═══ Raw data

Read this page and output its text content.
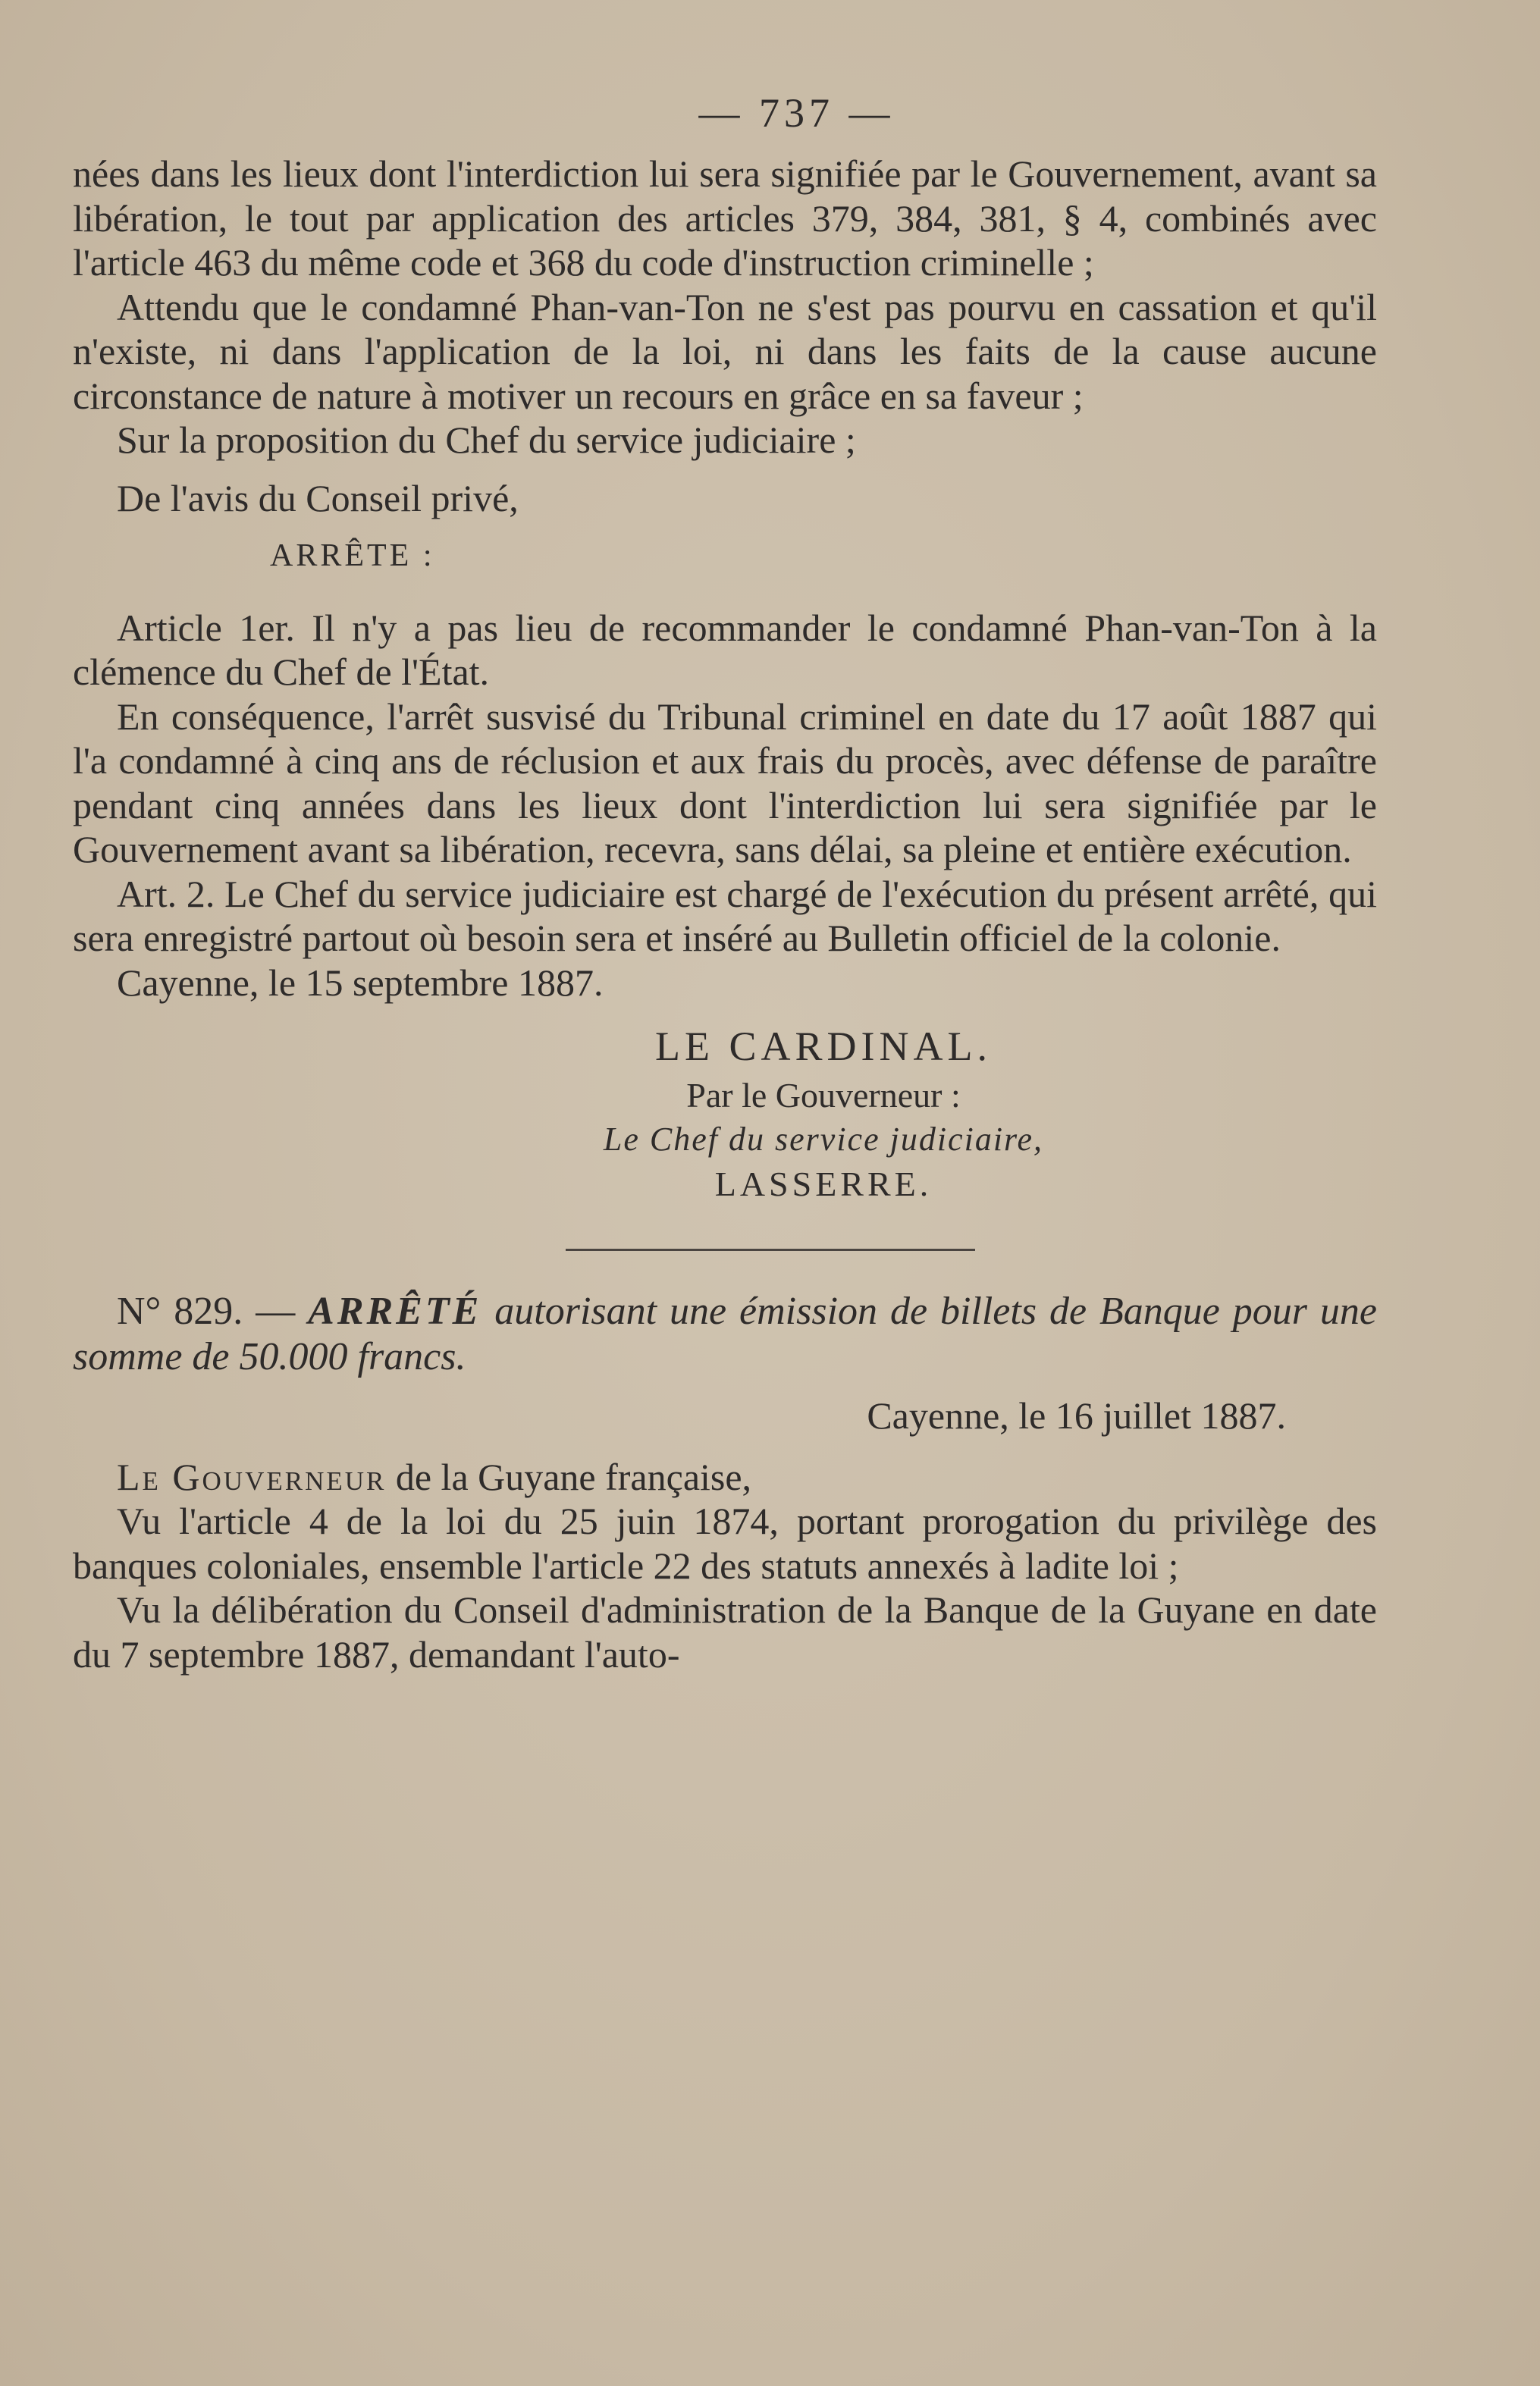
— 737 —

nées dans les lieux dont l'interdiction lui sera signifiée par le Gouvernement, avant sa libération, le tout par application des articles 379, 384, 381, § 4, combinés avec l'article 463 du même code et 368 du code d'instruction criminelle ;

Attendu que le condamné Phan-van-Ton ne s'est pas pourvu en cassation et qu'il n'existe, ni dans l'application de la loi, ni dans les faits de la cause aucune circonstance de nature à motiver un recours en grâce en sa faveur ;

Sur la proposition du Chef du service judiciaire ;

De l'avis du Conseil privé,

ARRÊTE :

Article 1er. Il n'y a pas lieu de recommander le condamné Phan-van-Ton à la clémence du Chef de l'État.

En conséquence, l'arrêt susvisé du Tribunal criminel en date du 17 août 1887 qui l'a condamné à cinq ans de réclusion et aux frais du procès, avec défense de paraître pendant cinq années dans les lieux dont l'interdiction lui sera signifiée par le Gouvernement avant sa libération, recevra, sans délai, sa pleine et entière exécution.

Art. 2. Le Chef du service judiciaire est chargé de l'exécution du présent arrêté, qui sera enregistré partout où besoin sera et inséré au Bulletin officiel de la colonie.

Cayenne, le 15 septembre 1887.

LE CARDINAL.

Par le Gouverneur :

Le Chef du service judiciaire,

LASSERRE.

N° 829. — ARRÊTÉ autorisant une émission de billets de Banque pour une somme de 50.000 francs.

Cayenne, le 16 juillet 1887.

Le Gouverneur de la Guyane française,

Vu l'article 4 de la loi du 25 juin 1874, portant prorogation du privilège des banques coloniales, ensemble l'article 22 des statuts annexés à ladite loi ;

Vu la délibération du Conseil d'administration de la Banque de la Guyane en date du 7 septembre 1887, demandant l'auto-
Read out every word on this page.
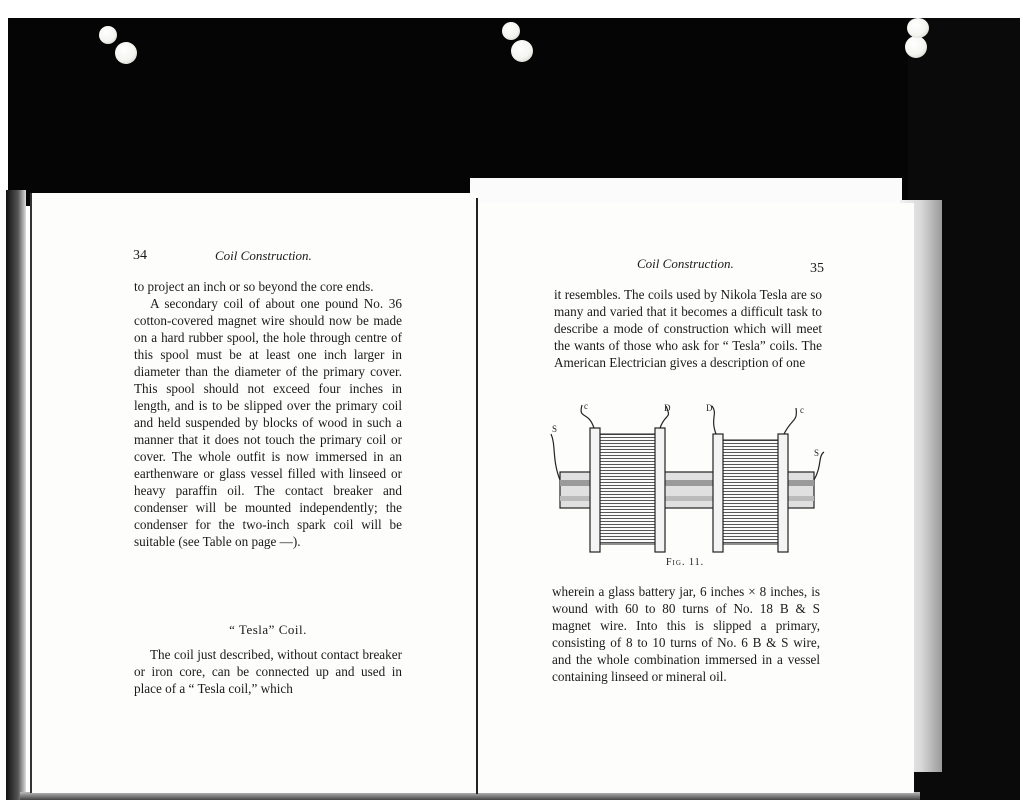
34	Coil Construction.

to project an inch or so beyond the core ends.

A secondary coil of about one pound No. 36 cotton-covered magnet wire should now be made on a hard rubber spool, the hole through centre of this spool must be at least one inch larger in diameter than the diameter of the primary cover. This spool should not exceed four inches in length, and is to be slipped over the primary coil and held suspended by blocks of wood in such a manner that it does not touch the primary coil or cover. The whole outfit is now immersed in an earthenware or glass vessel filled with linseed or heavy paraffin oil. The contact breaker and condenser will be mounted independently; the condenser for the two-inch spark coil will be suitable (see Table on page —).

“ Tesla” Coil.

The coil just described, without contact breaker or iron core, can be connected up and used in place of a “ Tesla coil,” which

Coil Construction.	35

it resembles. The coils used by Nikola Tesla are so many and varied that it becomes a difficult task to describe a mode of construction which will meet the wants of those who ask for “ Tesla” coils. The American Electrician gives a description of one

c	D	D	c
S
S
Fig. 11.

wherein a glass battery jar, 6 inches × 8 inches, is wound with 60 to 80 turns of No. 18 B & S magnet wire. Into this is slipped a primary, consisting of 8 to 10 turns of No. 6 B & S wire, and the whole combination immersed in a vessel containing linseed or mineral oil.
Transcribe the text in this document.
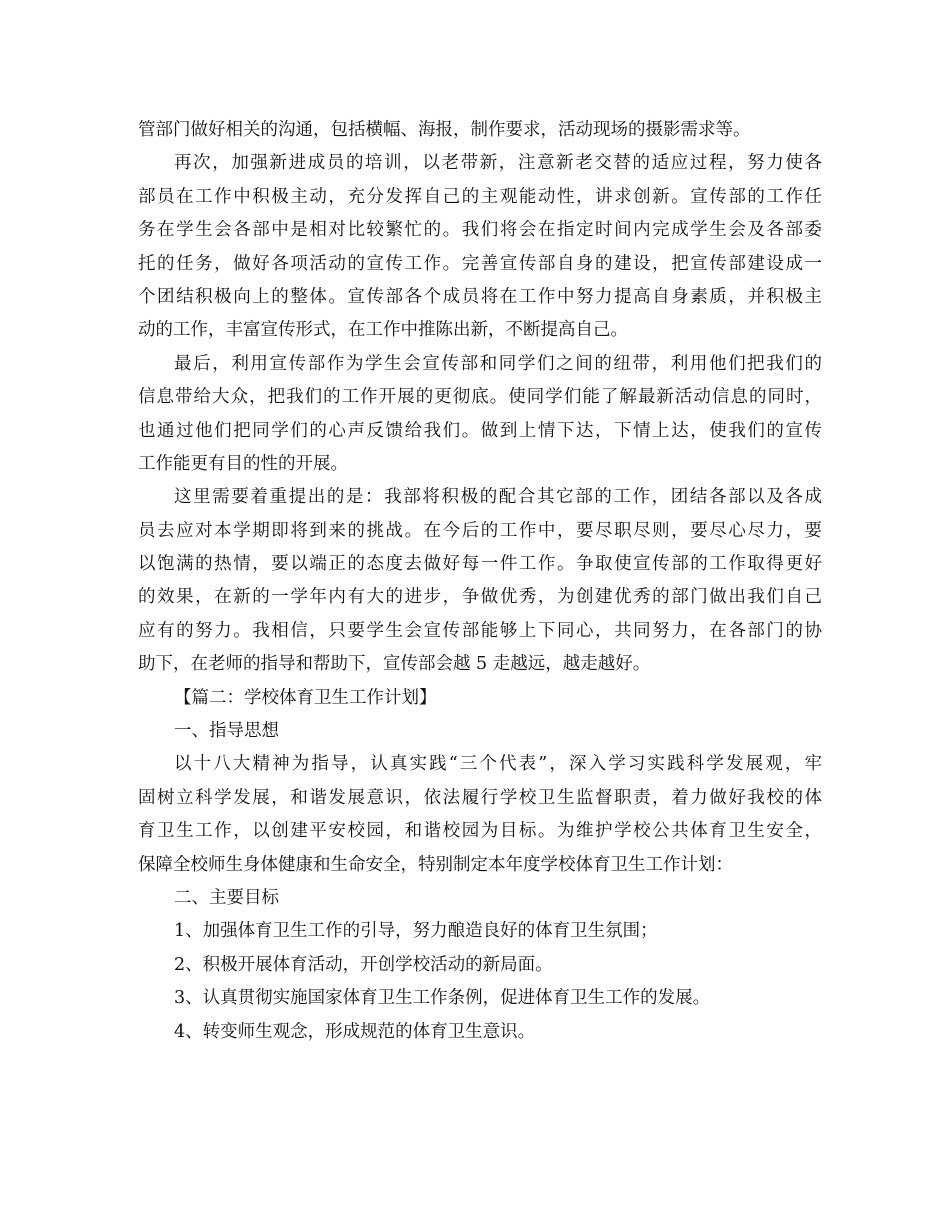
管部门做好相关的沟通，包括横幅、海报，制作要求，活动现场的摄影需求等。
再次，加强新进成员的培训，以老带新，注意新老交替的适应过程，努力使各
部员在工作中积极主动，充分发挥自己的主观能动性，讲求创新。宣传部的工作任
务在学生会各部中是相对比较繁忙的。我们将会在指定时间内完成学生会及各部委
托的任务，做好各项活动的宣传工作。完善宣传部自身的建设，把宣传部建设成一
个团结积极向上的整体。宣传部各个成员将在工作中努力提高自身素质，并积极主
动的工作，丰富宣传形式，在工作中推陈出新，不断提高自己。
最后，利用宣传部作为学生会宣传部和同学们之间的纽带，利用他们把我们的
信息带给大众，把我们的工作开展的更彻底。使同学们能了解最新活动信息的同时，
也通过他们把同学们的心声反馈给我们。做到上情下达，下情上达，使我们的宣传
工作能更有目的性的开展。
这里需要着重提出的是：我部将积极的配合其它部的工作，团结各部以及各成
员去应对本学期即将到来的挑战。在今后的工作中，要尽职尽则，要尽心尽力，要
以饱满的热情，要以端正的态度去做好每一件工作。争取使宣传部的工作取得更好
的效果，在新的一学年内有大的进步，争做优秀，为创建优秀的部门做出我们自己
应有的努力。我相信，只要学生会宣传部能够上下同心，共同努力，在各部门的协
助下，在老师的指导和帮助下，宣传部会越 5 走越远，越走越好。
【篇二：学校体育卫生工作计划】
一、指导思想
以十八大精神为指导，认真实践“三个代表”，深入学习实践科学发展观，牢
固树立科学发展，和谐发展意识，依法履行学校卫生监督职责，着力做好我校的体
育卫生工作，以创建平安校园，和谐校园为目标。为维护学校公共体育卫生安全，
保障全校师生身体健康和生命安全，特别制定本年度学校体育卫生工作计划：
二、主要目标
1、加强体育卫生工作的引导，努力酿造良好的体育卫生氛围；
2、积极开展体育活动，开创学校活动的新局面。
3、认真贯彻实施国家体育卫生工作条例，促进体育卫生工作的发展。
4、转变师生观念，形成规范的体育卫生意识。
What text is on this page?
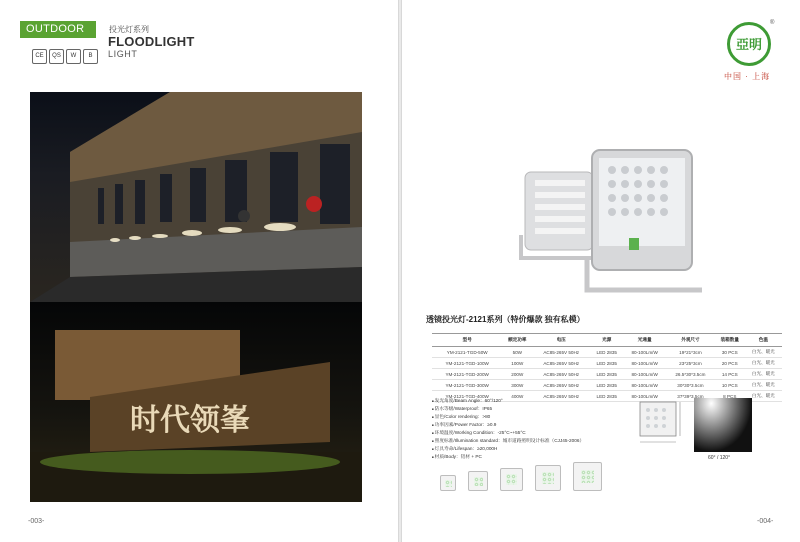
OUTDOOR	投光灯系列
FLOODLIGHT
LIGHT
CE QS W B
时代领峯
-003-
亞明
®
中国 · 上海
透镜投光灯-2121系列（特价爆款 独有私模）
型号	额定功率	电压	光源	光通量	外观尺寸	装箱数量	色温
YM-2121-TGD-50W	50W	AC85-265V 50Hz	LED 2835	80-100Lm/W	19*21*3cm	30 PCS	白光、暖光
YM-2121-TGD-100W	100W	AC85-265V 50Hz	LED 2835	80-100Lm/W	23*25*3cm	20 PCS	白光、暖光
YM-2121-TGD-200W	200W	AC85-265V 50Hz	LED 2835	80-100Lm/W	26.5*30*3.5cm	14 PCS	白光、暖光
YM-2121-TGD-300W	300W	AC85-265V 50Hz	LED 2835	80-100Lm/W	30*30*3.5cm	10 PCS	白光、暖光
YM-2121-TGD-400W	400W	AC85-265V 50Hz	LED 2835	80-100Lm/W	37*39*3.5cm	8 PCS	白光、暖光
■ 发光角度/Beam Angle：60°/120°
■ 防水等级/Waterproof：IP65
■ 显色/Color rendering：>80
■ 功率因素/Power Factor：≥0.9
■ 环境温度/Working Condition：-25°C~+55°C
■ 照度标准/Illumination standard：城市道路照明设计标准（CJJ45-2006）
■ 灯具寿命/Lifespan：≥20,000H
■ 材质/Body：铝材 + PC	60° / 120°
-004-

══════

▶ _Task brief_
Look for "contact" and pull out every line that has it.

▶ _Response to the task_
A secondary coil of about one pound No. 36 cotton-covered magnet wire should now be made on a hard rubber spool, the hole through centre of this spool must be at least one inch larger in diameter than the diameter of the primary cover. This spool should not exceed four inches in length, and is to be slipped over the primary coil and held suspended by blocks of wood in such a manner that it does not touch the primary coil or cover. The whole outfit is now immersed in an earthenware or glass vessel filled with linseed or heavy paraffin oil. The contact breaker and condenser will be mounted independently; the condenser for the two-inch spark coil will be suitable (see Table on page —).
The coil just described, without contact breaker or iron core, can be connected up and used in place of a “ Tesla coil,” which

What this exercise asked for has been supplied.